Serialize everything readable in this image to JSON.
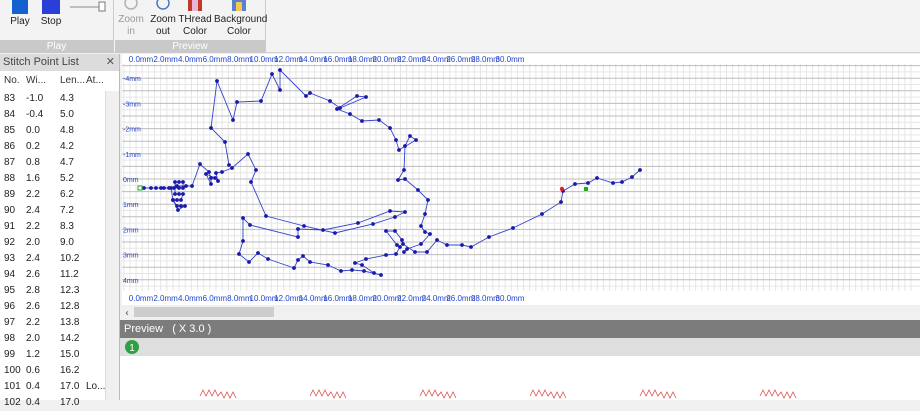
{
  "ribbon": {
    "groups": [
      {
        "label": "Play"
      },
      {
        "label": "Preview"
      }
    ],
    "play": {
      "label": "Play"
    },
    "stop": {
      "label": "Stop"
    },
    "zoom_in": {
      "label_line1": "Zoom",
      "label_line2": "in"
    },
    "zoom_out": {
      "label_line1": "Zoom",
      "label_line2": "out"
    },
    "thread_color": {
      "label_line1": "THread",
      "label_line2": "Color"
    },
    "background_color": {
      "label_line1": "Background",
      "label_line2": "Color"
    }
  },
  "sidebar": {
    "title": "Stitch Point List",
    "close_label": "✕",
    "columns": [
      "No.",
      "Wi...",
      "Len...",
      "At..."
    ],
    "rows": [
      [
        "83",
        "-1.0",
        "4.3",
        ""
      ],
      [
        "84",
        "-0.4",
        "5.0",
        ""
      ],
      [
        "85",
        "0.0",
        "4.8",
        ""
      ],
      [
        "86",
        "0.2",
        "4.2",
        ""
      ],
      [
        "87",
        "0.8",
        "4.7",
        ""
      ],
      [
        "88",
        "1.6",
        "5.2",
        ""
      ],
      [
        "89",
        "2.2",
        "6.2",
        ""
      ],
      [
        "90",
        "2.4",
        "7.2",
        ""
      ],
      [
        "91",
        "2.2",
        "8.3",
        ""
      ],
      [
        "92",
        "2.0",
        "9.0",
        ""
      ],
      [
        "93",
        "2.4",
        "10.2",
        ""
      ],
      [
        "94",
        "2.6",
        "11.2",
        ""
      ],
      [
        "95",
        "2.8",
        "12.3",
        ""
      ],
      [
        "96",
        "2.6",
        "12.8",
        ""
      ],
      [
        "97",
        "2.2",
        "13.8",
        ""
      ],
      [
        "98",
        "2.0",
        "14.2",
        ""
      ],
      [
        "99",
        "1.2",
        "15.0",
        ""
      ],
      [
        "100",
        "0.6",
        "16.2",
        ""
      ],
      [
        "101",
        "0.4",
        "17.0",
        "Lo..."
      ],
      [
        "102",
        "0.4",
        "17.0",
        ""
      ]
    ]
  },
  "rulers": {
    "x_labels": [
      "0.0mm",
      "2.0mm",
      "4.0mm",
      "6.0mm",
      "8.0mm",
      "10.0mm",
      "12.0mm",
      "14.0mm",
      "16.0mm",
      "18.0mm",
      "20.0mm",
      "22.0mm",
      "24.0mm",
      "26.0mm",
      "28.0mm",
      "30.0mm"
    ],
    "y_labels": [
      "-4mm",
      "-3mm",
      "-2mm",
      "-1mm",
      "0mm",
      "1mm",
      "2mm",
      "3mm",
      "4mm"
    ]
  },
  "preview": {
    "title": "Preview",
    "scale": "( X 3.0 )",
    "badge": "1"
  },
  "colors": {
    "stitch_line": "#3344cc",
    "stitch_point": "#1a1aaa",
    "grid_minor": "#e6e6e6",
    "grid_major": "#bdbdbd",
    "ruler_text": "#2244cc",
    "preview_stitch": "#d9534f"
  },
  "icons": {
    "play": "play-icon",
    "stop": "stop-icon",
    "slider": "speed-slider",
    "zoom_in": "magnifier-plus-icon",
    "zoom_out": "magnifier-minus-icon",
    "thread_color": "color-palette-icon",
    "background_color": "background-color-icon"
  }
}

* * *

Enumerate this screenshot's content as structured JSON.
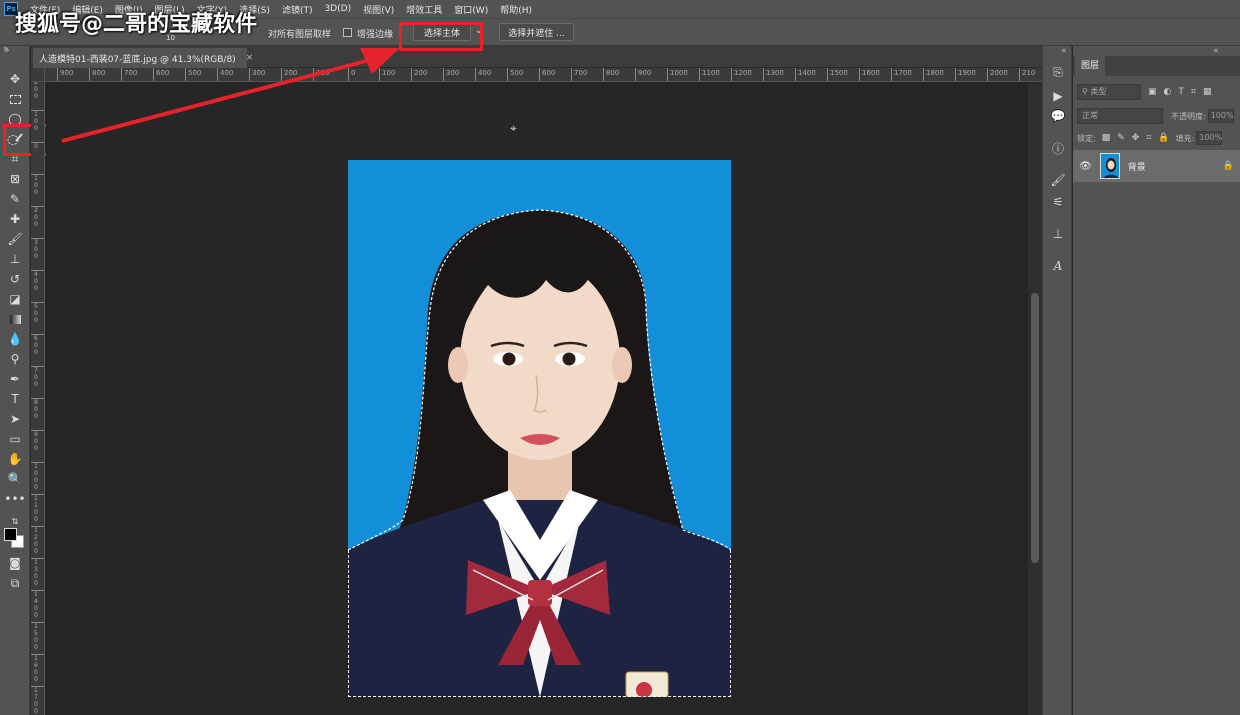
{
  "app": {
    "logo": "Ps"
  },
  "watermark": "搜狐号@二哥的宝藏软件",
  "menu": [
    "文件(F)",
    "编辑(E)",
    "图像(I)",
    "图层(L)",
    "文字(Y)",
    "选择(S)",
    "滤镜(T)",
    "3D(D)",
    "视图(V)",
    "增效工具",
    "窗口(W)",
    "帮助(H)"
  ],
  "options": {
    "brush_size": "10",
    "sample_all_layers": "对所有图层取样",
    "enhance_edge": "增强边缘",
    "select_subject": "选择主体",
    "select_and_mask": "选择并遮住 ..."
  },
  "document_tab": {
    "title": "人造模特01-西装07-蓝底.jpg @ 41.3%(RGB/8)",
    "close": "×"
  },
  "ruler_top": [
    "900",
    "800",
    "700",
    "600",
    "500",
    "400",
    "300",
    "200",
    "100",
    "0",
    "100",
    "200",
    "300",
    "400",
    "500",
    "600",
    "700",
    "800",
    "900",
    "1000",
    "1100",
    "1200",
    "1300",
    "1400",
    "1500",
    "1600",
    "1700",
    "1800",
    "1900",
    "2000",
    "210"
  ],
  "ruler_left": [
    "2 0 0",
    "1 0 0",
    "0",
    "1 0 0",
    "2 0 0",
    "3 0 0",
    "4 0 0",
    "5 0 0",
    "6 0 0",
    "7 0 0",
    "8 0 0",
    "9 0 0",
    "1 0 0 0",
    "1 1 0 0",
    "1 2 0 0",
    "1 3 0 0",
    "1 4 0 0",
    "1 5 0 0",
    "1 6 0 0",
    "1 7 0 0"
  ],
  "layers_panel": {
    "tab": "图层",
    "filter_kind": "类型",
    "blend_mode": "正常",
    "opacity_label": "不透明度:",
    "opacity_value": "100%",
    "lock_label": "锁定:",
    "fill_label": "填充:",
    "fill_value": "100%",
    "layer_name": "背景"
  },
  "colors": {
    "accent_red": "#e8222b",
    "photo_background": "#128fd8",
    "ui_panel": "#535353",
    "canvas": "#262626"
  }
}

Problem requirements:
From the listing above, collect every line that mentions the word "JSON".

Expected answer:
Serialize everything readable in this image to JSON.
Enumerate this screenshot's content as structured JSON.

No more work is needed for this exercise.